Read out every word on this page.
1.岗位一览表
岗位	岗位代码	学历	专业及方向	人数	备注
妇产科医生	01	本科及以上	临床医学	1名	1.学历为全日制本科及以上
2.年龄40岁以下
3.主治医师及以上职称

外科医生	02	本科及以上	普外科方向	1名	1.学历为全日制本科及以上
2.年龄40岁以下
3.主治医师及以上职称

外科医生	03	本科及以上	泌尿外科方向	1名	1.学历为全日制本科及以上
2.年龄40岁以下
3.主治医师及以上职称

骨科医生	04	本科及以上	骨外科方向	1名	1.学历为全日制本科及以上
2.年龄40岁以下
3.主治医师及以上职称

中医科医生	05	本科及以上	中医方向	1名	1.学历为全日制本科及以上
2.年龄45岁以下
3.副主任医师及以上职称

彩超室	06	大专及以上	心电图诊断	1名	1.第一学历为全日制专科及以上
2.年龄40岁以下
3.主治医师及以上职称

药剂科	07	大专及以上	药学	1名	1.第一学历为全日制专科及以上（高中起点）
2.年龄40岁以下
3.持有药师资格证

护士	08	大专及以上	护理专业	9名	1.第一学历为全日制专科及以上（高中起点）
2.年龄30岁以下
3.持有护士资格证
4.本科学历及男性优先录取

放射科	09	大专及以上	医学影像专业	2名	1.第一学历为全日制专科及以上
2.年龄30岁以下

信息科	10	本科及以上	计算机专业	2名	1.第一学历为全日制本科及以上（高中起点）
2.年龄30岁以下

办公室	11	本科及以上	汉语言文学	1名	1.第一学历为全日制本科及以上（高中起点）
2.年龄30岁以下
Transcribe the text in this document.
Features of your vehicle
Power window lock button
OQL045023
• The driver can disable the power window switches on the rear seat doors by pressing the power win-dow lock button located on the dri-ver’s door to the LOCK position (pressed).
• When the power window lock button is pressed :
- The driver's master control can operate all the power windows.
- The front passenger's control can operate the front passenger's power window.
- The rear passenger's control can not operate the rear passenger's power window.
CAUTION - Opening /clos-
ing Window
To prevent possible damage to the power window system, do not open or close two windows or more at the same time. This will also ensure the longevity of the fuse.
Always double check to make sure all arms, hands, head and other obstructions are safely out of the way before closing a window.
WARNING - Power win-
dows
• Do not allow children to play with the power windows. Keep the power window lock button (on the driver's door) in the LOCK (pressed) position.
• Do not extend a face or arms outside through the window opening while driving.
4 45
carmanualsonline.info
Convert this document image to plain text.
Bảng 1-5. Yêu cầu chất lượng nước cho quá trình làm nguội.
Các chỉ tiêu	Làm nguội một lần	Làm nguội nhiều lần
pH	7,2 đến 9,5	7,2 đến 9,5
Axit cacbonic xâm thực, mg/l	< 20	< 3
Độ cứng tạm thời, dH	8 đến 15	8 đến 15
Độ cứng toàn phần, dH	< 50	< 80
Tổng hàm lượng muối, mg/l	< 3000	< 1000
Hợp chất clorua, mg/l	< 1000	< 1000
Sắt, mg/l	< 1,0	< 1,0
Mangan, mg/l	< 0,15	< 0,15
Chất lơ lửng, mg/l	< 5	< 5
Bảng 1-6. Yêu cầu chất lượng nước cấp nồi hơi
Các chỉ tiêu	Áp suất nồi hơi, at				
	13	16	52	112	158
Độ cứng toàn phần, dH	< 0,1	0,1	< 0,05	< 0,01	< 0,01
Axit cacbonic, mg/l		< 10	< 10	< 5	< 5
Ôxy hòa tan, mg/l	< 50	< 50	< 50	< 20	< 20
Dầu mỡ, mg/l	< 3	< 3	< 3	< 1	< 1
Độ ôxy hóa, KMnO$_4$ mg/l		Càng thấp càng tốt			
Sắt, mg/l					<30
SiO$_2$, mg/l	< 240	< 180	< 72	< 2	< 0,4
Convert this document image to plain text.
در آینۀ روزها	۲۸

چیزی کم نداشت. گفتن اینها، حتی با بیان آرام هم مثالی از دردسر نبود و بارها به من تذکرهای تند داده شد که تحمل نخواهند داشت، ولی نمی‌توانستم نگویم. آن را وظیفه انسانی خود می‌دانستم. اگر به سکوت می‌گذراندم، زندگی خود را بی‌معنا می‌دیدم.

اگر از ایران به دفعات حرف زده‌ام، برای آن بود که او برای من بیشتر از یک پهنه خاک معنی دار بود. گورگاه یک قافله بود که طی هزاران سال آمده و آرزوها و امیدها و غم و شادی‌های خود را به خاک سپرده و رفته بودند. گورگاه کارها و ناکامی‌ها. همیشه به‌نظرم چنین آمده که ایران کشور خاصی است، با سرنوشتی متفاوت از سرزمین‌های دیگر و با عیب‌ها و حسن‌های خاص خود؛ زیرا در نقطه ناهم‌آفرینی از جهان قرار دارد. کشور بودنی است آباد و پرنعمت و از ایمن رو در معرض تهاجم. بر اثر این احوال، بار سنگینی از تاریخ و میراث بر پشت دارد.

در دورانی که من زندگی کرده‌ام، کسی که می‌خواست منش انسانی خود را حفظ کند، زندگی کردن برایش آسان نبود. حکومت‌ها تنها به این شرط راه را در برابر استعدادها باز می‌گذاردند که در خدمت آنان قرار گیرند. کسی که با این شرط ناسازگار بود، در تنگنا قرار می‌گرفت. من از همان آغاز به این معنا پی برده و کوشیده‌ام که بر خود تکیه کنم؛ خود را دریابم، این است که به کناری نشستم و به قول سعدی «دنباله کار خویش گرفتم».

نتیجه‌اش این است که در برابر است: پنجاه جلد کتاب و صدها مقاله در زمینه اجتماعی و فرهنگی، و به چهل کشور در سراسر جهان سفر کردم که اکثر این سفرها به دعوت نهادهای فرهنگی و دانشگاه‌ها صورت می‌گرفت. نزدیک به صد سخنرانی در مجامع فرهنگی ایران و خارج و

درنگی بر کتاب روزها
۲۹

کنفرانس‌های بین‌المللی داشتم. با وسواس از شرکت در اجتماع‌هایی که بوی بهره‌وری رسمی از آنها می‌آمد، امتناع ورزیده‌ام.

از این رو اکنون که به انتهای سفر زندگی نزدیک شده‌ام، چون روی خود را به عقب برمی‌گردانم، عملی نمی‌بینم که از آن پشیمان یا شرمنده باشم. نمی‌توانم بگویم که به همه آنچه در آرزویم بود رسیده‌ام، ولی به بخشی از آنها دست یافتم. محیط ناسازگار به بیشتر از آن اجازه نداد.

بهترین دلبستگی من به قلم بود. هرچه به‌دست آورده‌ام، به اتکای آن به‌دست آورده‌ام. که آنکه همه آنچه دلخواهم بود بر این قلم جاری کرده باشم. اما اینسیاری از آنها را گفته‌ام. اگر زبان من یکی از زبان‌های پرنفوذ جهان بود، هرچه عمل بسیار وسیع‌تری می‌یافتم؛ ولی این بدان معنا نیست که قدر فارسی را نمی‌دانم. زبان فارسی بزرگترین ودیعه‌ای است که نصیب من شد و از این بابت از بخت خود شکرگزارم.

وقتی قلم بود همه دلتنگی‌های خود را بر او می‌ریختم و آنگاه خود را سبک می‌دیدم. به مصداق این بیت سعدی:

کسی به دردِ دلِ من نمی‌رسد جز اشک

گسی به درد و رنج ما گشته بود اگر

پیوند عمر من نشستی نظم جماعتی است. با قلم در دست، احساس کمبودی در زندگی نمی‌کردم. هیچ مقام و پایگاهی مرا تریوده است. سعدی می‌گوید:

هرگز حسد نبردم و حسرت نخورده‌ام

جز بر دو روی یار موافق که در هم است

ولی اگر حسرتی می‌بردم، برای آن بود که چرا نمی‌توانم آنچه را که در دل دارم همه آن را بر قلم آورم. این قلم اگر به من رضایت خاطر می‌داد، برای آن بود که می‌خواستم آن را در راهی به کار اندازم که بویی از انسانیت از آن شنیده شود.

:::::

# GOAL OF THE EXERCISE:
The answer should be a single number: the count of lines in the data that include the string "高中起点".

# RESULT:
4